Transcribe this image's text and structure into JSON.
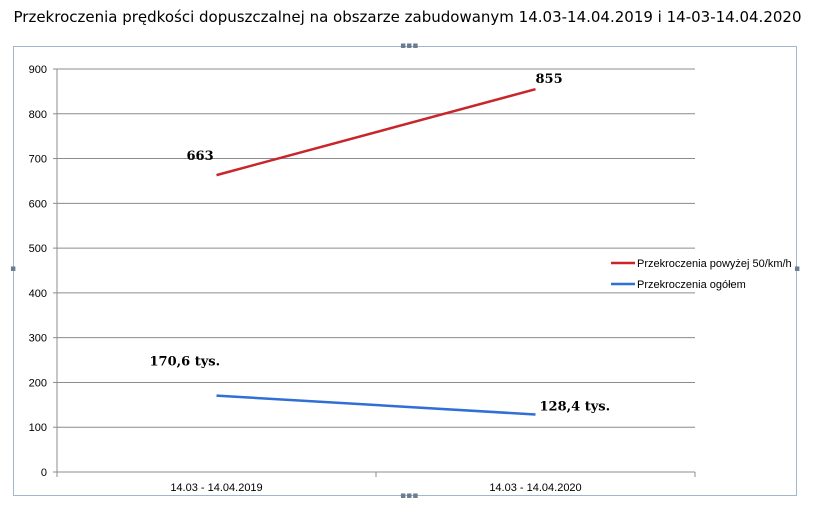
{
  "chart_data": {
    "type": "line",
    "title": "Przekroczenia prędkości dopuszczalnej na obszarze zabudowanym 14.03-14.04.2019 i 14-03-14.04.2020",
    "categories": [
      "14.03 - 14.04.2019",
      "14.03 - 14.04.2020"
    ],
    "ylim": [
      0,
      900
    ],
    "yticks": [
      "0",
      "100",
      "200",
      "300",
      "400",
      "500",
      "600",
      "700",
      "800",
      "900"
    ],
    "grid": true,
    "legend_position": "right",
    "series": [
      {
        "name": "Przekroczenia powyżej 50/km/h",
        "values": [
          663,
          855
        ],
        "color": "#c8262a",
        "labels": [
          "663",
          "855"
        ]
      },
      {
        "name": "Przekroczenia ogółem",
        "values": [
          170.6,
          128.4
        ],
        "color": "#2f6fd6",
        "labels": [
          "170,6 tys.",
          "128,4 tys."
        ]
      }
    ]
  }
}
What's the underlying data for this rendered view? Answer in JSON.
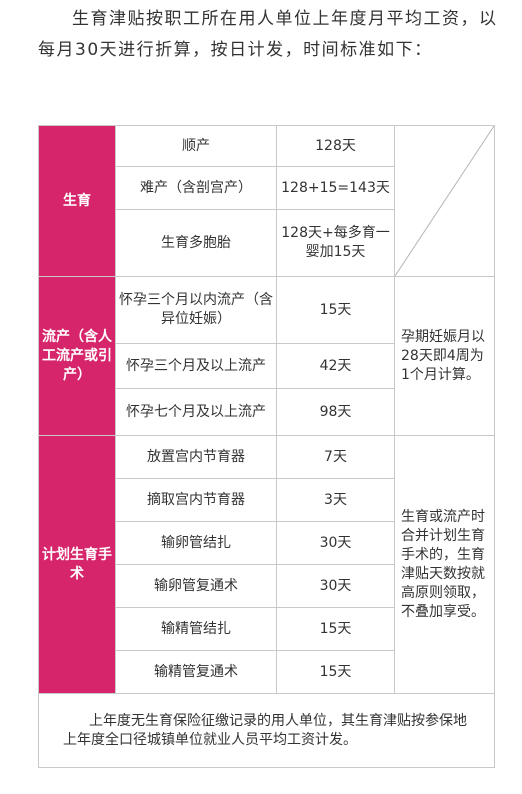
{
  "intro_text": "生育津贴按职工所在用人单位上年度月平均工资，以每月30天进行折算，按日计发，时间标准如下：",
  "table": {
    "childbirth": {
      "category": "生育",
      "rows": [
        {
          "item": "顺产",
          "days": "128天"
        },
        {
          "item": "难产（含剖宫产）",
          "days": "128+15=143天"
        },
        {
          "item": "生育多胞胎",
          "days": "128天+每多育一婴加15天"
        }
      ]
    },
    "miscarriage": {
      "category": "流产（含人工流产或引产）",
      "note": "孕期妊娠月以28天即4周为1个月计算。",
      "rows": [
        {
          "item": "怀孕三个月以内流产（含异位妊娠）",
          "days": "15天"
        },
        {
          "item": "怀孕三个月及以上流产",
          "days": "42天"
        },
        {
          "item": "怀孕七个月及以上流产",
          "days": "98天"
        }
      ]
    },
    "family_planning": {
      "category": "计划生育手术",
      "note": "生育或流产时合并计划生育手术的，生育津贴天数按就高原则领取，不叠加享受。",
      "rows": [
        {
          "item": "放置宫内节育器",
          "days": "7天"
        },
        {
          "item": "摘取宫内节育器",
          "days": "3天"
        },
        {
          "item": "输卵管结扎",
          "days": "30天"
        },
        {
          "item": "输卵管复通术",
          "days": "30天"
        },
        {
          "item": "输精管结扎",
          "days": "15天"
        },
        {
          "item": "输精管复通术",
          "days": "15天"
        }
      ]
    },
    "footer": "上年度无生育保险征缴记录的用人单位，其生育津贴按参保地上年度全口径城镇单位就业人员平均工资计发。"
  },
  "colors": {
    "category_bg": "#d6256b",
    "border": "#c9c9c9",
    "text": "#333333"
  }
}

--------

* **Prompt**
Say how many lines of the data include the word "Przekroczenia". Nothing other than the number should be given.

* **Output**
3